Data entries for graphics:
-- begin --

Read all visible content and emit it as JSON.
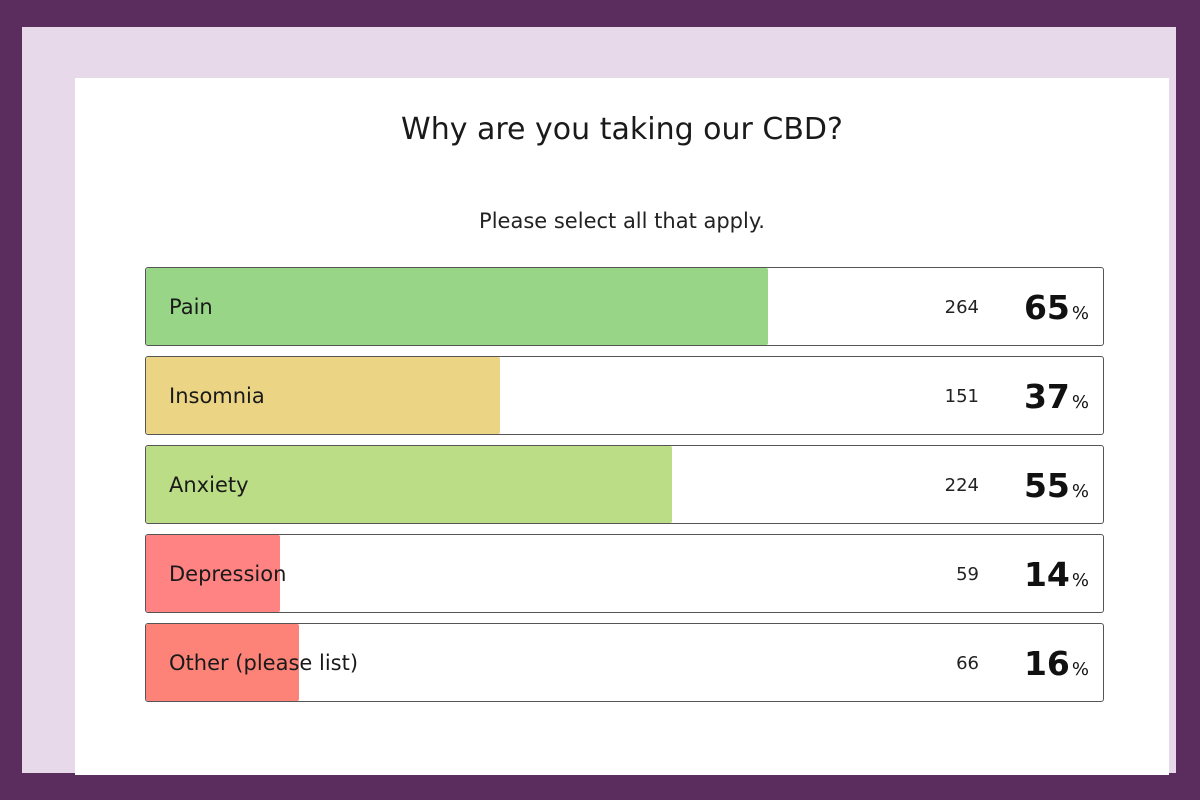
{
  "chart_data": {
    "type": "bar",
    "title": "Why are you taking our CBD?",
    "subtitle": "Please select all that apply.",
    "categories": [
      "Pain",
      "Insomnia",
      "Anxiety",
      "Depression",
      "Other (please list)"
    ],
    "counts": [
      264,
      151,
      224,
      59,
      66
    ],
    "values": [
      65,
      37,
      55,
      14,
      16
    ],
    "percent_symbol": "%",
    "colors": [
      "#98d587",
      "#ebd585",
      "#badd85",
      "#ff8383",
      "#fd8378"
    ]
  }
}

-- end --

What to work on: From the material above, reproduce everything verbatim except the pictures.

Finished answer:
Read all visible content and emit it as JSON.
{
  "chart_data": {
    "type": "bar",
    "title": "Why are you taking our CBD?",
    "subtitle": "Please select all that apply.",
    "categories": [
      "Pain",
      "Insomnia",
      "Anxiety",
      "Depression",
      "Other (please list)"
    ],
    "counts": [
      264,
      151,
      224,
      59,
      66
    ],
    "values": [
      65,
      37,
      55,
      14,
      16
    ],
    "percent_symbol": "%",
    "colors": [
      "#98d587",
      "#ebd585",
      "#badd85",
      "#ff8383",
      "#fd8378"
    ]
  }
}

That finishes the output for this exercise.